Dataset excerpts:

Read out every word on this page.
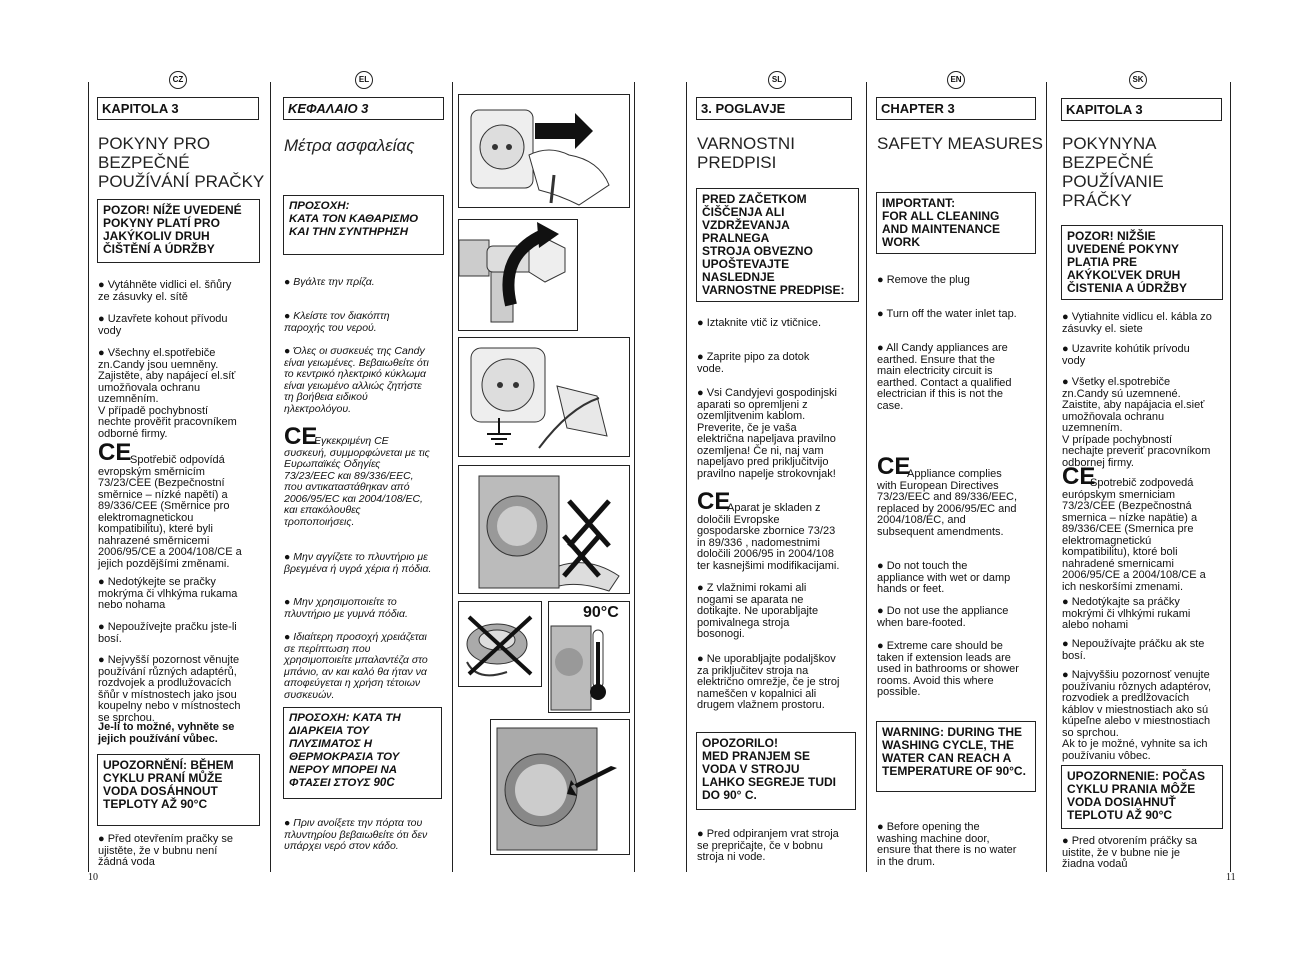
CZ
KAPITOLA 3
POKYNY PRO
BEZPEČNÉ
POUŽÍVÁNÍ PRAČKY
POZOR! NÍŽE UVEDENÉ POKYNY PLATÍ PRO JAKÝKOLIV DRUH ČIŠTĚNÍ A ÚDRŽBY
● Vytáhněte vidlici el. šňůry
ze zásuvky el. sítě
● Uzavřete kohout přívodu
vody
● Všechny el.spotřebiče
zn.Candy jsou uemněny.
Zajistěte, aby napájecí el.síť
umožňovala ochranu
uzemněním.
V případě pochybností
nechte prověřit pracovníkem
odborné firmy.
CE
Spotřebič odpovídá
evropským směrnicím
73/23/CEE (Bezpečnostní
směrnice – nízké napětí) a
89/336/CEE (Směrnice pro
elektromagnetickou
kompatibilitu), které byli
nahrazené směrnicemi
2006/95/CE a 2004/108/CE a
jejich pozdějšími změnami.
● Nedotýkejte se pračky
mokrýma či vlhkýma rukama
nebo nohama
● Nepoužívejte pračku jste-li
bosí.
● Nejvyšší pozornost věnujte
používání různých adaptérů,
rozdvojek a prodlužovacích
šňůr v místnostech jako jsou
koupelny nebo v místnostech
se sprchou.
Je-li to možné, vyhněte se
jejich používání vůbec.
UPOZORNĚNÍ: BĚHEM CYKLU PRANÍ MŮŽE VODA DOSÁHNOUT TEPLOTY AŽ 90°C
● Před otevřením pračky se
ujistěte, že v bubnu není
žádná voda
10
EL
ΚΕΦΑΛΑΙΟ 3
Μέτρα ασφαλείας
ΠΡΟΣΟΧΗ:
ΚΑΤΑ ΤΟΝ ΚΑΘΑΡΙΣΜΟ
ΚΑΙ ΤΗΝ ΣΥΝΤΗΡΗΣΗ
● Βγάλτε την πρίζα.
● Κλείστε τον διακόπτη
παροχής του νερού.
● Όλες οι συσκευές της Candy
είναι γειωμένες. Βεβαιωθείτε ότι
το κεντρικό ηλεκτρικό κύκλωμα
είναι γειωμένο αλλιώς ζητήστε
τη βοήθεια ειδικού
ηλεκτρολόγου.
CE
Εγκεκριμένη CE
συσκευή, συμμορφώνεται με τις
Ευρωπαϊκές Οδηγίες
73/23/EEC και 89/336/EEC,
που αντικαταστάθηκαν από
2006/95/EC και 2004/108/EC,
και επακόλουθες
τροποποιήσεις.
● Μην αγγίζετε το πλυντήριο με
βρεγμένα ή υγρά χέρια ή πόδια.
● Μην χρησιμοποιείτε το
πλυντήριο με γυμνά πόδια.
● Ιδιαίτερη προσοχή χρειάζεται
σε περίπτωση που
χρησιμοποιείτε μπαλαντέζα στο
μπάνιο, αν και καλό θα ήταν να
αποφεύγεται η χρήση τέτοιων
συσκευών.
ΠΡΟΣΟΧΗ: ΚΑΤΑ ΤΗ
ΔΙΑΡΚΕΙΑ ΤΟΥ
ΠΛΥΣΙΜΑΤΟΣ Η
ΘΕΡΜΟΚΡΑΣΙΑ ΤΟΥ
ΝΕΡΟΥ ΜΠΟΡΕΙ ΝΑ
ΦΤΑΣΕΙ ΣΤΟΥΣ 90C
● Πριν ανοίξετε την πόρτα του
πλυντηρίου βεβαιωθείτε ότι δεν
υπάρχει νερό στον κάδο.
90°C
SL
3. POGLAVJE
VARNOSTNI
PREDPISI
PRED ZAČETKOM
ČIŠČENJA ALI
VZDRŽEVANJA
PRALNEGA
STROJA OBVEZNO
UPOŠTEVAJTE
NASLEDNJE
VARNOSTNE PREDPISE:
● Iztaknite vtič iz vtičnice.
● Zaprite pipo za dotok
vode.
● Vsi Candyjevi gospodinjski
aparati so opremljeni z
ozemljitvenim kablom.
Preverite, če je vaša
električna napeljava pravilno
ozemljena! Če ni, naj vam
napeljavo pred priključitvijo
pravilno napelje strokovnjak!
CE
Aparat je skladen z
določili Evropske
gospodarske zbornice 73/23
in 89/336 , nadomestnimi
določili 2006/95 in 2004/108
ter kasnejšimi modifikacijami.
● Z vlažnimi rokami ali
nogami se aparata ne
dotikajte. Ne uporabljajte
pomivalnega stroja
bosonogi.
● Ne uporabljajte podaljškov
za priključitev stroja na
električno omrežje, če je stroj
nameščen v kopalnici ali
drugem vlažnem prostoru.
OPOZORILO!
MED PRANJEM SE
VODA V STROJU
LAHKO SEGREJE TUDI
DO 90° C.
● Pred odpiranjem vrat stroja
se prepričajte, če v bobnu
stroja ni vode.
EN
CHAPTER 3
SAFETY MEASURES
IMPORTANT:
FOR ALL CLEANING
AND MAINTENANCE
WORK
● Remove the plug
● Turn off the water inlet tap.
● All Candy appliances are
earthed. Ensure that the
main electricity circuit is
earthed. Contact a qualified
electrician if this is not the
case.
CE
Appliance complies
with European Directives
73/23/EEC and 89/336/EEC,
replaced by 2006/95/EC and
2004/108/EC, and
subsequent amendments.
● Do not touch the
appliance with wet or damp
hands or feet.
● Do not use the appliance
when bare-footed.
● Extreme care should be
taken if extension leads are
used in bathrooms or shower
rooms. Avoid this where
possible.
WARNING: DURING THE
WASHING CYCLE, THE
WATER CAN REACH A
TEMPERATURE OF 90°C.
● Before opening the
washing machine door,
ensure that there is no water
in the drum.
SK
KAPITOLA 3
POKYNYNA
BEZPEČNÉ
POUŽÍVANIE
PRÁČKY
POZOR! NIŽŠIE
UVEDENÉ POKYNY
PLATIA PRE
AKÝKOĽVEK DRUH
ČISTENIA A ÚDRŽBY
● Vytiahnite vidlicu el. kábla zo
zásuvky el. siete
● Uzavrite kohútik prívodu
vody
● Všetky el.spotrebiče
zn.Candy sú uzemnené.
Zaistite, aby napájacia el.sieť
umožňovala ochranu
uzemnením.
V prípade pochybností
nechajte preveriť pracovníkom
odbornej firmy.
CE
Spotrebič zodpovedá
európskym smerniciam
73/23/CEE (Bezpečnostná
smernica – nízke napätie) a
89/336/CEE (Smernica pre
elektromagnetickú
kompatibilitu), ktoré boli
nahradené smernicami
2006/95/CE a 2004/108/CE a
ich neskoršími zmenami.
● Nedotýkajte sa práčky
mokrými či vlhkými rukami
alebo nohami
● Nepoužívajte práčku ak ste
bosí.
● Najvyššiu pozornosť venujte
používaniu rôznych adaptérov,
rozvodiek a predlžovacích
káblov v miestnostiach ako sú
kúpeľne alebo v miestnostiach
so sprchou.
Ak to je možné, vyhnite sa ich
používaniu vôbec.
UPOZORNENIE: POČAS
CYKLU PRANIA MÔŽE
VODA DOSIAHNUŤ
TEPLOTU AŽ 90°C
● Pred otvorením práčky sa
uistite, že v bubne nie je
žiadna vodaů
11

Exercise details:
Transcribe each line above verbatim, with the pictures left out.

Written response:
Read out every word on this page.
CZ
KAPITOLA 3
POKYNY PRO
BEZPEČNÉ
POUŽÍVÁNÍ PRAČKY
POZOR! NÍŽE UVEDENÉ POKYNY PLATÍ PRO JAKÝKOLIV DRUH ČIŠTĚNÍ A ÚDRŽBY
● Vytáhněte vidlici el. šňůry
ze zásuvky el. sítě
● Uzavřete kohout přívodu
vody
● Všechny el.spotřebiče
zn.Candy jsou uemněny.
Zajistěte, aby napájecí el.síť
umožňovala ochranu
uzemněním.
V případě pochybností
nechte prověřit pracovníkem
odborné firmy.
CE
Spotřebič odpovídá
evropským směrnicím
73/23/CEE (Bezpečnostní
směrnice – nízké napětí) a
89/336/CEE (Směrnice pro
elektromagnetickou
kompatibilitu), které byli
nahrazené směrnicemi
2006/95/CE a 2004/108/CE a
jejich pozdějšími změnami.
● Nedotýkejte se pračky
mokrýma či vlhkýma rukama
nebo nohama
● Nepoužívejte pračku jste-li
bosí.
● Nejvyšší pozornost věnujte
používání různých adaptérů,
rozdvojek a prodlužovacích
šňůr v místnostech jako jsou
koupelny nebo v místnostech
se sprchou.
Je-li to možné, vyhněte se
jejich používání vůbec.
UPOZORNĚNÍ: BĚHEM CYKLU PRANÍ MŮŽE VODA DOSÁHNOUT TEPLOTY AŽ 90°C
● Před otevřením pračky se
ujistěte, že v bubnu není
žádná voda
10
EL
ΚΕΦΑΛΑΙΟ 3
Μέτρα ασφαλείας
ΠΡΟΣΟΧΗ:
ΚΑΤΑ ΤΟΝ ΚΑΘΑΡΙΣΜΟ
ΚΑΙ ΤΗΝ ΣΥΝΤΗΡΗΣΗ
● Βγάλτε την πρίζα.
● Κλείστε τον διακόπτη
παροχής του νερού.
● Όλες οι συσκευές της Candy
είναι γειωμένες. Βεβαιωθείτε ότι
το κεντρικό ηλεκτρικό κύκλωμα
είναι γειωμένο αλλιώς ζητήστε
τη βοήθεια ειδικού
ηλεκτρολόγου.
CE
Εγκεκριμένη CE
συσκευή, συμμορφώνεται με τις
Ευρωπαϊκές Οδηγίες
73/23/EEC και 89/336/EEC,
που αντικαταστάθηκαν από
2006/95/EC και 2004/108/EC,
και επακόλουθες
τροποποιήσεις.
● Μην αγγίζετε το πλυντήριο με
βρεγμένα ή υγρά χέρια ή πόδια.
● Μην χρησιμοποιείτε το
πλυντήριο με γυμνά πόδια.
● Ιδιαίτερη προσοχή χρειάζεται
σε περίπτωση που
χρησιμοποιείτε μπαλαντέζα στο
μπάνιο, αν και καλό θα ήταν να
αποφεύγεται η χρήση τέτοιων
συσκευών.
ΠΡΟΣΟΧΗ: ΚΑΤΑ ΤΗ
ΔΙΑΡΚΕΙΑ ΤΟΥ
ΠΛΥΣΙΜΑΤΟΣ Η
ΘΕΡΜΟΚΡΑΣΙΑ ΤΟΥ
ΝΕΡΟΥ ΜΠΟΡΕΙ ΝΑ
ΦΤΑΣΕΙ ΣΤΟΥΣ 90C
● Πριν ανοίξετε την πόρτα του
πλυντηρίου βεβαιωθείτε ότι δεν
υπάρχει νερό στον κάδο.
90°C
SL
3. POGLAVJE
VARNOSTNI
PREDPISI
PRED ZAČETKOM
ČIŠČENJA ALI
VZDRŽEVANJA
PRALNEGA
STROJA OBVEZNO
UPOŠTEVAJTE
NASLEDNJE
VARNOSTNE PREDPISE:
● Iztaknite vtič iz vtičnice.
● Zaprite pipo za dotok
vode.
● Vsi Candyjevi gospodinjski
aparati so opremljeni z
ozemljitvenim kablom.
Preverite, če je vaša
električna napeljava pravilno
ozemljena! Če ni, naj vam
napeljavo pred priključitvijo
pravilno napelje strokovnjak!
CE
Aparat je skladen z
določili Evropske
gospodarske zbornice 73/23
in 89/336 , nadomestnimi
določili 2006/95 in 2004/108
ter kasnejšimi modifikacijami.
● Z vlažnimi rokami ali
nogami se aparata ne
dotikajte. Ne uporabljajte
pomivalnega stroja
bosonogi.
● Ne uporabljajte podaljškov
za priključitev stroja na
električno omrežje, če je stroj
nameščen v kopalnici ali
drugem vlažnem prostoru.
OPOZORILO!
MED PRANJEM SE
VODA V STROJU
LAHKO SEGREJE TUDI
DO 90° C.
● Pred odpiranjem vrat stroja
se prepričajte, če v bobnu
stroja ni vode.
EN
CHAPTER 3
SAFETY MEASURES
IMPORTANT:
FOR ALL CLEANING
AND MAINTENANCE
WORK
● Remove the plug
● Turn off the water inlet tap.
● All Candy appliances are
earthed. Ensure that the
main electricity circuit is
earthed. Contact a qualified
electrician if this is not the
case.
CE
Appliance complies
with European Directives
73/23/EEC and 89/336/EEC,
replaced by 2006/95/EC and
2004/108/EC, and
subsequent amendments.
● Do not touch the
appliance with wet or damp
hands or feet.
● Do not use the appliance
when bare-footed.
● Extreme care should be
taken if extension leads are
used in bathrooms or shower
rooms. Avoid this where
possible.
WARNING: DURING THE
WASHING CYCLE, THE
WATER CAN REACH A
TEMPERATURE OF 90°C.
● Before opening the
washing machine door,
ensure that there is no water
in the drum.
SK
KAPITOLA 3
POKYNYNA
BEZPEČNÉ
POUŽÍVANIE
PRÁČKY
POZOR! NIŽŠIE
UVEDENÉ POKYNY
PLATIA PRE
AKÝKOĽVEK DRUH
ČISTENIA A ÚDRŽBY
● Vytiahnite vidlicu el. kábla zo
zásuvky el. siete
● Uzavrite kohútik prívodu
vody
● Všetky el.spotrebiče
zn.Candy sú uzemnené.
Zaistite, aby napájacia el.sieť
umožňovala ochranu
uzemnením.
V prípade pochybností
nechajte preveriť pracovníkom
odbornej firmy.
CE
Spotrebič zodpovedá
európskym smerniciam
73/23/CEE (Bezpečnostná
smernica – nízke napätie) a
89/336/CEE (Smernica pre
elektromagnetickú
kompatibilitu), ktoré boli
nahradené smernicami
2006/95/CE a 2004/108/CE a
ich neskoršími zmenami.
● Nedotýkajte sa práčky
mokrými či vlhkými rukami
alebo nohami
● Nepoužívajte práčku ak ste
bosí.
● Najvyššiu pozornosť venujte
používaniu rôznych adaptérov,
rozvodiek a predlžovacích
káblov v miestnostiach ako sú
kúpeľne alebo v miestnostiach
so sprchou.
Ak to je možné, vyhnite sa ich
používaniu vôbec.
UPOZORNENIE: POČAS
CYKLU PRANIA MÔŽE
VODA DOSIAHNUŤ
TEPLOTU AŽ 90°C
● Pred otvorením práčky sa
uistite, že v bubne nie je
žiadna vodaů
11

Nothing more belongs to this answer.